Challenge: Pick out every line holding the string "content" and copy it.

* Begin Recorded information *

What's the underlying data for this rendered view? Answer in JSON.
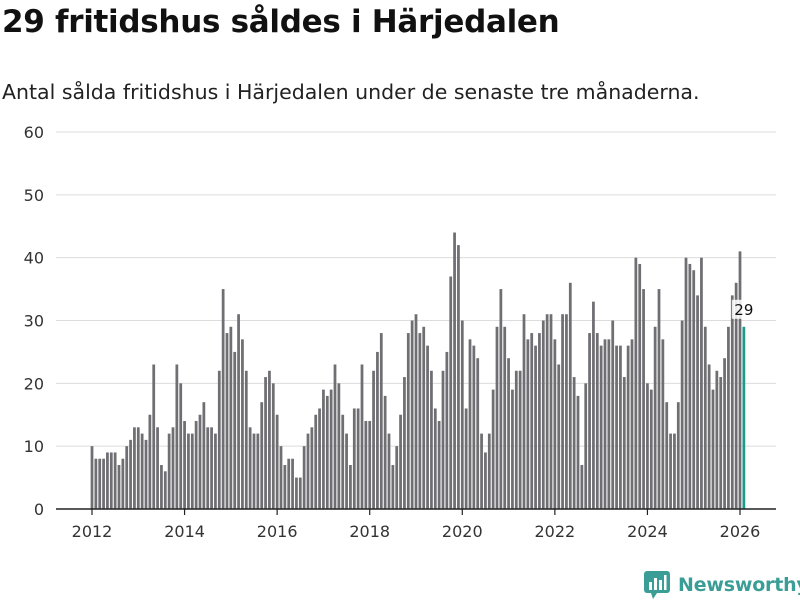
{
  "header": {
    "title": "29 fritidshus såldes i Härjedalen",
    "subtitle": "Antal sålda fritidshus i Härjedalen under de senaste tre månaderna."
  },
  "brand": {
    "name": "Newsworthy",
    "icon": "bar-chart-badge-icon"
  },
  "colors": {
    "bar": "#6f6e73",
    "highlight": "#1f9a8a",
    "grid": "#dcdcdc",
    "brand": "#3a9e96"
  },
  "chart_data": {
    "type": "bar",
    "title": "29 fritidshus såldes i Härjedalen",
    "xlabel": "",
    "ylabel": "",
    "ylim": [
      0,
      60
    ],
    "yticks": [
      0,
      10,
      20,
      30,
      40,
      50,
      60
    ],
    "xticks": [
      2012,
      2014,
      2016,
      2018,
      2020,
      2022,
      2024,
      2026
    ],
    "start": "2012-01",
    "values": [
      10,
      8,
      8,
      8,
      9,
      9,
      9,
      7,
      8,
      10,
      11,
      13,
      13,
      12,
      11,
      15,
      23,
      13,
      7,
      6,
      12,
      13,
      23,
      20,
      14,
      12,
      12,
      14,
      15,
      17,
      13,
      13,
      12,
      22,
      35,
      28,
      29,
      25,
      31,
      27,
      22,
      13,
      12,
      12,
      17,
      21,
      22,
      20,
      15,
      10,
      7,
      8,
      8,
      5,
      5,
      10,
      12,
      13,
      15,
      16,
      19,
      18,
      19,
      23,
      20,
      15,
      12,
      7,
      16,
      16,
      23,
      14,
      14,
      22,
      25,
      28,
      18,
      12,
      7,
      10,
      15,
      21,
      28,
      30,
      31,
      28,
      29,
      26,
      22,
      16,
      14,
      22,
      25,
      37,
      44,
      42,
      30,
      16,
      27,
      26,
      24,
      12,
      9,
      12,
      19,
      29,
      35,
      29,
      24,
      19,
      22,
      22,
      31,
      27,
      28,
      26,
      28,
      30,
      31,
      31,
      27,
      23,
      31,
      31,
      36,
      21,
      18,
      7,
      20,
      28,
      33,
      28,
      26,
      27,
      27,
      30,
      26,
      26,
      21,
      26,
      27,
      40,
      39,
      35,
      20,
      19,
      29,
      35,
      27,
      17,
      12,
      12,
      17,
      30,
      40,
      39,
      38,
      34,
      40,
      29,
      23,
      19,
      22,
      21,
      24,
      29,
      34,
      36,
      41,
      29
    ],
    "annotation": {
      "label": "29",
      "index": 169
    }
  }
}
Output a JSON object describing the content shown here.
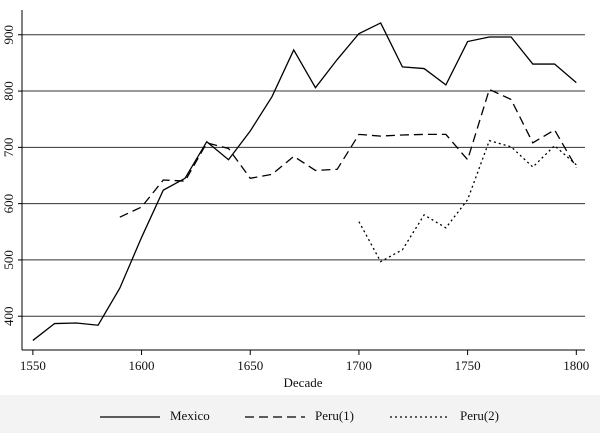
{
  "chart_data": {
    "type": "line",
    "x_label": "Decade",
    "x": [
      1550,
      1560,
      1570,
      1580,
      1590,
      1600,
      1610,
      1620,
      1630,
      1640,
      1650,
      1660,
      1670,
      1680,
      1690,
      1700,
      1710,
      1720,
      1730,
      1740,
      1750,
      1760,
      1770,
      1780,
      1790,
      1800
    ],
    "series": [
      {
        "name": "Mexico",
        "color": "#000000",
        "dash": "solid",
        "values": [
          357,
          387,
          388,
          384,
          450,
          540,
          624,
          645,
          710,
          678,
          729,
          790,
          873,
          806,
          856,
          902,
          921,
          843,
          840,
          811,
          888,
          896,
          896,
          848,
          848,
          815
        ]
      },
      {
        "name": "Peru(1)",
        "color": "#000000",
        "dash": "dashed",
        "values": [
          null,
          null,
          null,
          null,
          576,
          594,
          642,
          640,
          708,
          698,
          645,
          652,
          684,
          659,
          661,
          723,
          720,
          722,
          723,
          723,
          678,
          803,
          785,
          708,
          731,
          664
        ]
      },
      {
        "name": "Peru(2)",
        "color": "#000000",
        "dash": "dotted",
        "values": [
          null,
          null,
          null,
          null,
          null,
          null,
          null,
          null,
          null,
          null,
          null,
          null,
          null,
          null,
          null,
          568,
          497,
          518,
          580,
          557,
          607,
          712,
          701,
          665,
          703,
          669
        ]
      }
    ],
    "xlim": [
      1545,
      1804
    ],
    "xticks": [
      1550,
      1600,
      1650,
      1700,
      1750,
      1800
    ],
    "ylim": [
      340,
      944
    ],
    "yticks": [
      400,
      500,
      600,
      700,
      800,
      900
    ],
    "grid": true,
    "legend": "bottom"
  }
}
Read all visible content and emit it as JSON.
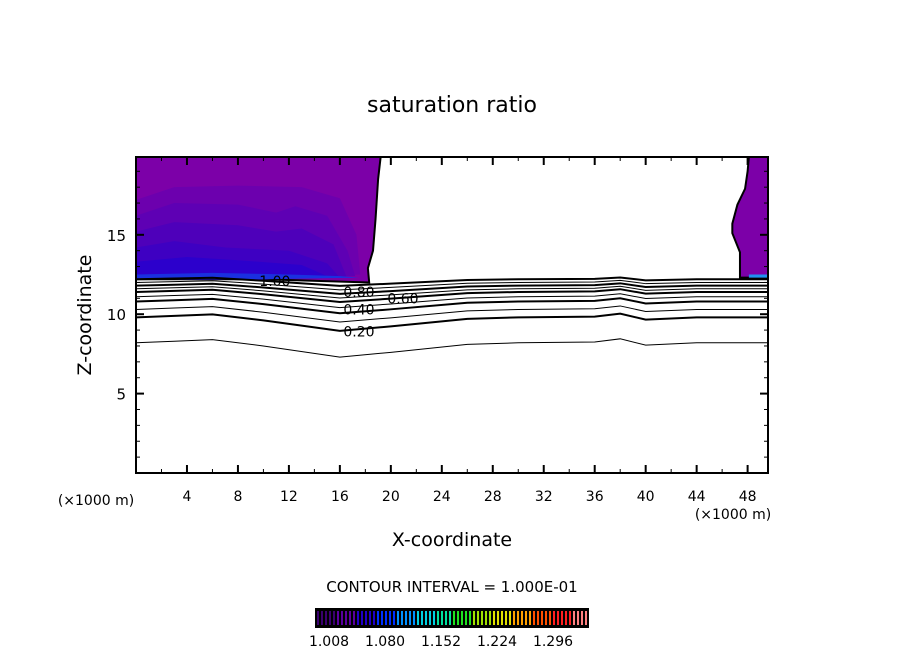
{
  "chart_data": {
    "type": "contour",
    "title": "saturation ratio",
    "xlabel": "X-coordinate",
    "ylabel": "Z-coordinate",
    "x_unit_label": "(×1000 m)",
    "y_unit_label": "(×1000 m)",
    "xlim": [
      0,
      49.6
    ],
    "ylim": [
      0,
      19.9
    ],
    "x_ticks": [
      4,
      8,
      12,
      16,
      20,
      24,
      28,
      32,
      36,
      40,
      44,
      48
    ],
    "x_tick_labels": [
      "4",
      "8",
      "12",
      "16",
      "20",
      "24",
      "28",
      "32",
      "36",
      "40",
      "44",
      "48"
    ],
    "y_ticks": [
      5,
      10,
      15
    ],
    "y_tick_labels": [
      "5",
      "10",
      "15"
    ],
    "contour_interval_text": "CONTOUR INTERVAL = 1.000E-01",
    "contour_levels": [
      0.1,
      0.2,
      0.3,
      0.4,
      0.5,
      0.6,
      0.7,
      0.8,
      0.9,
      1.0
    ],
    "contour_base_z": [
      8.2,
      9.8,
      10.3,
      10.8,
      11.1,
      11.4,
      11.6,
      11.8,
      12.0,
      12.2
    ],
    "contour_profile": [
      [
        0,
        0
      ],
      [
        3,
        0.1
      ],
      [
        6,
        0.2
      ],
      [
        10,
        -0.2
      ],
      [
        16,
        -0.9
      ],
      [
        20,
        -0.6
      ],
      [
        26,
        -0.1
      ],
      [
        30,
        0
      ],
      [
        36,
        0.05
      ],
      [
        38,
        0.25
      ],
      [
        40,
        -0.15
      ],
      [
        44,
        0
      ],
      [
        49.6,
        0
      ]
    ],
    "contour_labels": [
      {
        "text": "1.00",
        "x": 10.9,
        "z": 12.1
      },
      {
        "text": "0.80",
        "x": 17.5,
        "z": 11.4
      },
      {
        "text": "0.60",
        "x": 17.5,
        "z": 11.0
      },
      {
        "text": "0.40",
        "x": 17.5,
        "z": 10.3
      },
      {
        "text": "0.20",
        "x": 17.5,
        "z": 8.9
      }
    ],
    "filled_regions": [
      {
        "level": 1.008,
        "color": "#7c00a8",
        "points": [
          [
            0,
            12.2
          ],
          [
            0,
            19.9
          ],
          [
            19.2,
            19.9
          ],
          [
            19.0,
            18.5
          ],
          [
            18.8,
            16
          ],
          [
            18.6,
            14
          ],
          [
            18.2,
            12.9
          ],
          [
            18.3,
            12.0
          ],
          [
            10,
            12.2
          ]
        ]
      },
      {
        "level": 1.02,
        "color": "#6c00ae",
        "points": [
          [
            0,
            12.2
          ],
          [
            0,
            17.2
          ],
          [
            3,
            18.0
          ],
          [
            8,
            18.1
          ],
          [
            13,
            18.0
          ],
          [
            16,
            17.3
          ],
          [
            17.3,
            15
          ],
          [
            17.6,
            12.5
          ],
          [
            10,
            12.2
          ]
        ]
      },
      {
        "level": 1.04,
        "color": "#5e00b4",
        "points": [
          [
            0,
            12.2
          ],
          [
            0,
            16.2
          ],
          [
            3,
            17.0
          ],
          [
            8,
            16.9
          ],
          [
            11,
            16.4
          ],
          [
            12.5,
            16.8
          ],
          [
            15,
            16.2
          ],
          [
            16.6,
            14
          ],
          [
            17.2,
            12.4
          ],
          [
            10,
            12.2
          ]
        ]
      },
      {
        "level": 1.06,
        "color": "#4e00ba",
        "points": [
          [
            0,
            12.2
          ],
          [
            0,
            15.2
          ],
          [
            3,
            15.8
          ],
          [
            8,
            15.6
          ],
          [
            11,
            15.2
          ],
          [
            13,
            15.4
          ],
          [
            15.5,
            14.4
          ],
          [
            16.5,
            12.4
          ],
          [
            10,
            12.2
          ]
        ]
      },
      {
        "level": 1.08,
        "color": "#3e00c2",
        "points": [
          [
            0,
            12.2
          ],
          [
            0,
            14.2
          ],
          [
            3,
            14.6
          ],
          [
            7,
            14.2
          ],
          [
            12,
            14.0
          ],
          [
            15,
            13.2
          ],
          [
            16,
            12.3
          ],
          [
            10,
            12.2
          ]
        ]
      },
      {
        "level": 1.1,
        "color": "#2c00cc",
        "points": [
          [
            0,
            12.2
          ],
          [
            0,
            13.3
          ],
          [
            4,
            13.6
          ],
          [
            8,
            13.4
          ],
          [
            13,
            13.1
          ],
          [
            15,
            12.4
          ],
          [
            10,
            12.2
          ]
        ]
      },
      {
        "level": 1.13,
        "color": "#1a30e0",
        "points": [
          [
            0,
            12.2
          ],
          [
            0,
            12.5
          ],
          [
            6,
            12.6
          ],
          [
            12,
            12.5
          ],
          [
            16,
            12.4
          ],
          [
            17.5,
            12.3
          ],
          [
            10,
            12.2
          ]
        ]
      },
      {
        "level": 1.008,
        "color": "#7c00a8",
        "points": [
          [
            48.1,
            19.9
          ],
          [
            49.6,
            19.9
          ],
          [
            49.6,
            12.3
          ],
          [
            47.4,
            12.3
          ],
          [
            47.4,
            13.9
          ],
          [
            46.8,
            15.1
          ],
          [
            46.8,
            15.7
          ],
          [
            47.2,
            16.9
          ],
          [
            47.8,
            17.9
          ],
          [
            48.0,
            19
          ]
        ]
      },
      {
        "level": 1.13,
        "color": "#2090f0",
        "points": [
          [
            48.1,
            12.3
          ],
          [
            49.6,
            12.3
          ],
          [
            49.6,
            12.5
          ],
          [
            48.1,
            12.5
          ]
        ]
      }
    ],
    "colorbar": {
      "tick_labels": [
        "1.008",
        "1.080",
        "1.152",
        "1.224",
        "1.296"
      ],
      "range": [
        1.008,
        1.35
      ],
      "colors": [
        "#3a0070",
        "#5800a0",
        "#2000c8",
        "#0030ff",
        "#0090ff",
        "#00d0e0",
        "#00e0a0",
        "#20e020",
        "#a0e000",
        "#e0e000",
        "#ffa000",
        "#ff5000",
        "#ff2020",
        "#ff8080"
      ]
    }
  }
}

* End Recorded information *
* Begin Recorded information *

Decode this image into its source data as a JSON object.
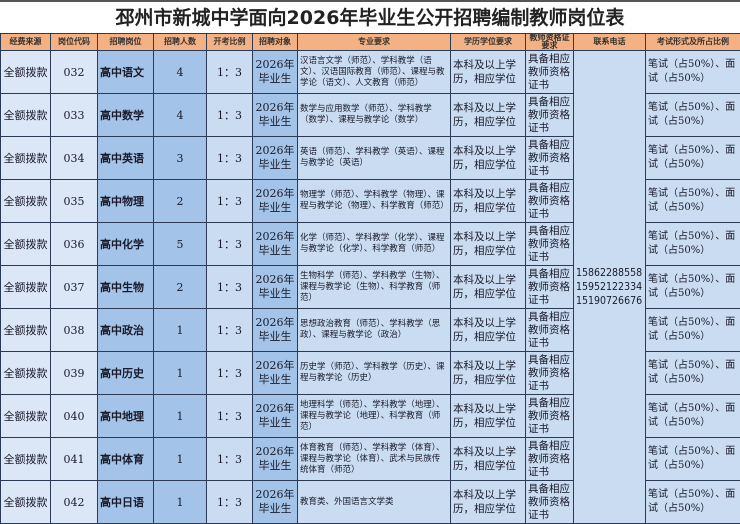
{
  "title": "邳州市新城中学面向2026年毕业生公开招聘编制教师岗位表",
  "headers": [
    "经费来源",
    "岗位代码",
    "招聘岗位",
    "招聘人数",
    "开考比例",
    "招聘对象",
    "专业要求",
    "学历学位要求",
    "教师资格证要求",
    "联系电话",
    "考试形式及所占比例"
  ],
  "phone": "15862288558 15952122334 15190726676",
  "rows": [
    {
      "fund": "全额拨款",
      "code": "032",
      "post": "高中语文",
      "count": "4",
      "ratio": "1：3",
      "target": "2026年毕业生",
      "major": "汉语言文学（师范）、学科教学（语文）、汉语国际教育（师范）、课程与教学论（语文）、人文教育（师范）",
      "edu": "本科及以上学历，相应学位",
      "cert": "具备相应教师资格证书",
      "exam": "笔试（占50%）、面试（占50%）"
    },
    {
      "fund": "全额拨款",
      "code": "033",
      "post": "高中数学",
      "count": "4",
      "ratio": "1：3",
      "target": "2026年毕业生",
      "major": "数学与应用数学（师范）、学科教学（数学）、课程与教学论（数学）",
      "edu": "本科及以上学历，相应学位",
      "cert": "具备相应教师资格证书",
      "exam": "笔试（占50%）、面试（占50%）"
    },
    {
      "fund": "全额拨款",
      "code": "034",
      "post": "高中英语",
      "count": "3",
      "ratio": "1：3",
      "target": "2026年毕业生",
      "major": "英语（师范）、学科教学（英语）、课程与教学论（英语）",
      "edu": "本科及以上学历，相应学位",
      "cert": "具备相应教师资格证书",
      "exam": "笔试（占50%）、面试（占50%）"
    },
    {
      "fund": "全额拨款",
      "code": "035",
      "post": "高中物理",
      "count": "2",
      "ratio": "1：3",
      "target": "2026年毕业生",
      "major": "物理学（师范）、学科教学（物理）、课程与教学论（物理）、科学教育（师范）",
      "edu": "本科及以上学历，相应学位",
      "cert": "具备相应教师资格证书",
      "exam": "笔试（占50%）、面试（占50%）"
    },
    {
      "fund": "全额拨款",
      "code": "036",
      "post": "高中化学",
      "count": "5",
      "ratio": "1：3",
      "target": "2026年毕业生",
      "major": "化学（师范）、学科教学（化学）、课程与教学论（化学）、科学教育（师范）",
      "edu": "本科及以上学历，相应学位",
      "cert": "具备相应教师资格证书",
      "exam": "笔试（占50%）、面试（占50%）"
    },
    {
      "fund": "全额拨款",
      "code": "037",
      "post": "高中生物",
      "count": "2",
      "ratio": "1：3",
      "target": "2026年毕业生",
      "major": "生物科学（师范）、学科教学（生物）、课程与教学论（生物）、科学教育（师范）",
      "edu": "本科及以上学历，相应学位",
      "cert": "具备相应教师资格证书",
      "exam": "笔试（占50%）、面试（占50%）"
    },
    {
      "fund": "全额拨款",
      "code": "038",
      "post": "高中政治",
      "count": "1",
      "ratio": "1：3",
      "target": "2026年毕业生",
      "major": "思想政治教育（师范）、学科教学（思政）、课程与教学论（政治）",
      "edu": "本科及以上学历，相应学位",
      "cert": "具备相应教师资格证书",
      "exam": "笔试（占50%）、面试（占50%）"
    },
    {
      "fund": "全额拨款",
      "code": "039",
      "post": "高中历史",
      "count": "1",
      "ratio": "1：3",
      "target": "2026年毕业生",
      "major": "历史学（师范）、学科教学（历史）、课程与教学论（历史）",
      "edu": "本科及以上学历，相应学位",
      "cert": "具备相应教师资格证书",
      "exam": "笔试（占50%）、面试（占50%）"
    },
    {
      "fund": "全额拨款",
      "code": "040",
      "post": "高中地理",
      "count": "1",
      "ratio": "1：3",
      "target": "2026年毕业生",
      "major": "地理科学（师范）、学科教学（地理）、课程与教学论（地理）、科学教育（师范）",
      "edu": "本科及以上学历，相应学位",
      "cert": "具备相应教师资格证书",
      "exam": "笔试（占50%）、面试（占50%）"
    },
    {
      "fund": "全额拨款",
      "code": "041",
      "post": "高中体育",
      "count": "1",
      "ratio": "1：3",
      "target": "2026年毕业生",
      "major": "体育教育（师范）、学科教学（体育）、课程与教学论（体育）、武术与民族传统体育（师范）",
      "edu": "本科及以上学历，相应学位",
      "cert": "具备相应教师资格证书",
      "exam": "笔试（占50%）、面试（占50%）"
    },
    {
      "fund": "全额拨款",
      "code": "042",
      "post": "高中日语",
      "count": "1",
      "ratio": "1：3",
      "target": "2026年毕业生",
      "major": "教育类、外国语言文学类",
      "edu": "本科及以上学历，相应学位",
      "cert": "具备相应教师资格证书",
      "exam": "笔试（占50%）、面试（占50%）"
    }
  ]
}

* End Recorded information *
* Begin Recorded information *

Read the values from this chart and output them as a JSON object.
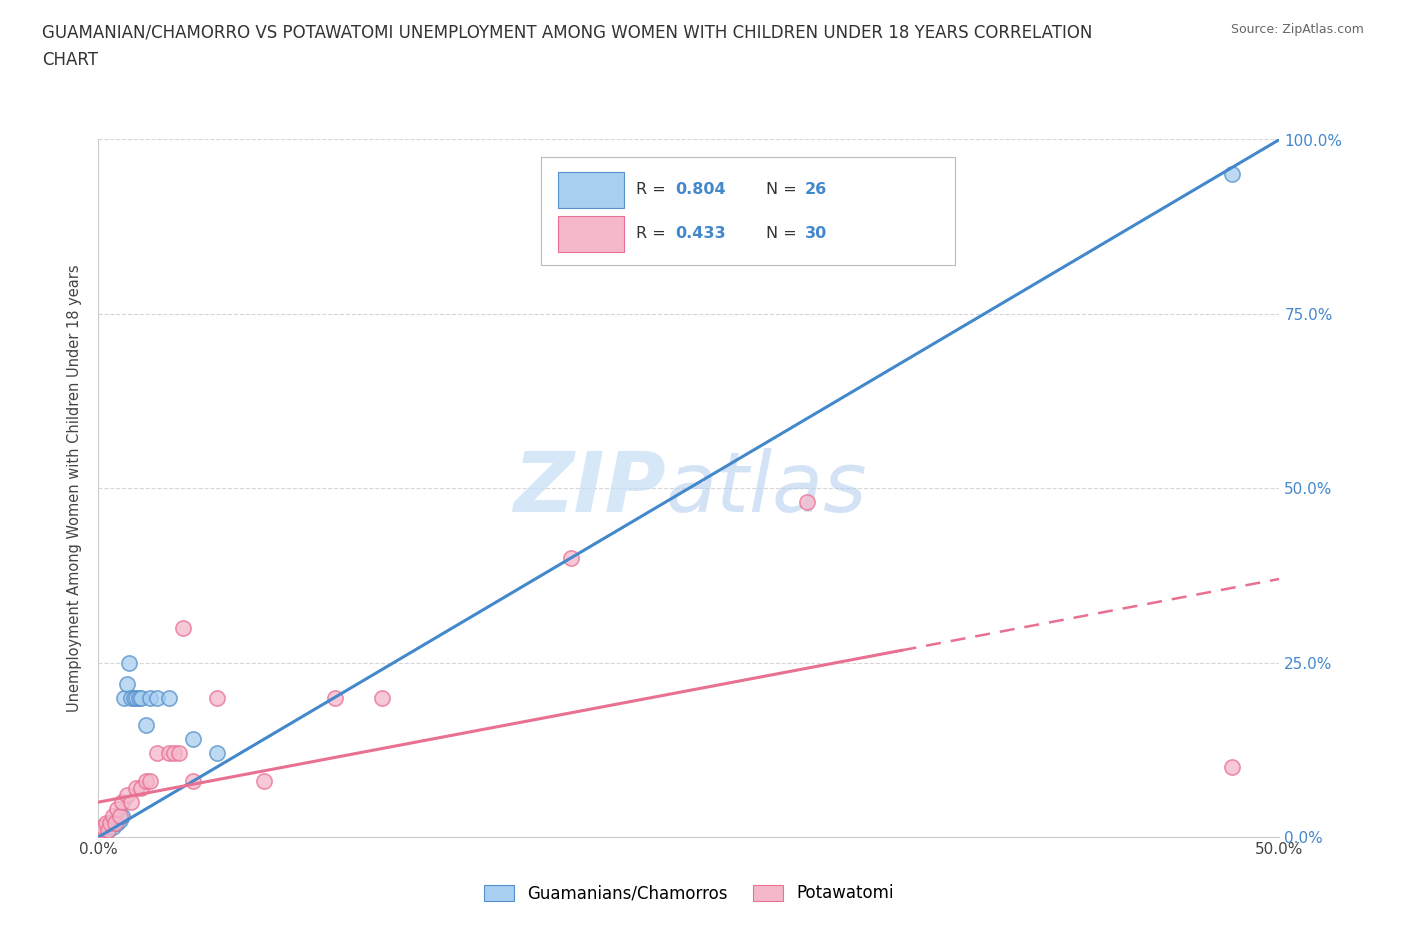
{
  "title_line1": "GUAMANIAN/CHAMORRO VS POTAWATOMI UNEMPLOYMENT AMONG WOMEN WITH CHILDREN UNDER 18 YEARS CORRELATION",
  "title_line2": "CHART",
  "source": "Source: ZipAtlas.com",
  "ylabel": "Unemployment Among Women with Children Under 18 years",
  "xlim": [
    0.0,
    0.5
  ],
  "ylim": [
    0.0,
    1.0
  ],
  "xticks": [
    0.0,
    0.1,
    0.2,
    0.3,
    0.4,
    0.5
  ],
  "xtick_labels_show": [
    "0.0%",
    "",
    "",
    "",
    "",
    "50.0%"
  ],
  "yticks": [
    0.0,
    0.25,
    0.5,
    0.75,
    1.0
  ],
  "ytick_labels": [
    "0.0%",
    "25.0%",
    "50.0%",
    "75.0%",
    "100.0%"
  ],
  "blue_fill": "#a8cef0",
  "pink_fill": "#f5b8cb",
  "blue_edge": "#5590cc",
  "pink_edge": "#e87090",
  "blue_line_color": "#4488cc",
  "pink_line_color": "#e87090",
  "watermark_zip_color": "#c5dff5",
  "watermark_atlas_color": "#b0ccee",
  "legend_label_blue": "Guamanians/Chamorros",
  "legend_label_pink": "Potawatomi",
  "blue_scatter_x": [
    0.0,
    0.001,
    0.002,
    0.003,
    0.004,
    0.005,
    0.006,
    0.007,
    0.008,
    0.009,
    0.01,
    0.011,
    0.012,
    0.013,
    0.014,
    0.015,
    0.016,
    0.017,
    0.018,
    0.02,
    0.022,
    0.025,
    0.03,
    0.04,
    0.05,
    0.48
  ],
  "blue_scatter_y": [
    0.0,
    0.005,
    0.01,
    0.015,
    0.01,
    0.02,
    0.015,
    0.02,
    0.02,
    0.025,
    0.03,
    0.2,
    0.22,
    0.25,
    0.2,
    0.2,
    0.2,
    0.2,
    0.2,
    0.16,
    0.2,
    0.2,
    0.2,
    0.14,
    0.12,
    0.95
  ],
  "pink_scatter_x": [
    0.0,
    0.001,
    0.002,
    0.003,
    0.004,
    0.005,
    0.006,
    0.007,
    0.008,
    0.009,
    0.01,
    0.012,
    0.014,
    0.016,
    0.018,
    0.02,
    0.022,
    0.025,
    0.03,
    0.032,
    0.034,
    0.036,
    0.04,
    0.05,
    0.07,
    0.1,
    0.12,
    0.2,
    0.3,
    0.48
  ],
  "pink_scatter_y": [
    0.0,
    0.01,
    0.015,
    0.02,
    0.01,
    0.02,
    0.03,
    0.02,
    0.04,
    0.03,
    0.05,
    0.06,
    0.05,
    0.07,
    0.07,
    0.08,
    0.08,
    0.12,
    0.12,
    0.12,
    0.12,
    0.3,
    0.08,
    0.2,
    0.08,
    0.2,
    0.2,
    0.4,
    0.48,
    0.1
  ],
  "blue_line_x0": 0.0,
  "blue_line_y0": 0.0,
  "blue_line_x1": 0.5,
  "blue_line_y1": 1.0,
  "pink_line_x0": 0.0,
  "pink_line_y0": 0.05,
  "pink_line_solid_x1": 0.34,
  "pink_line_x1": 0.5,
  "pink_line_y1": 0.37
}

* End Recorded information *

Solved exercise:
Output a JSON object describing the content shown here.
Read all visible content and emit it as JSON.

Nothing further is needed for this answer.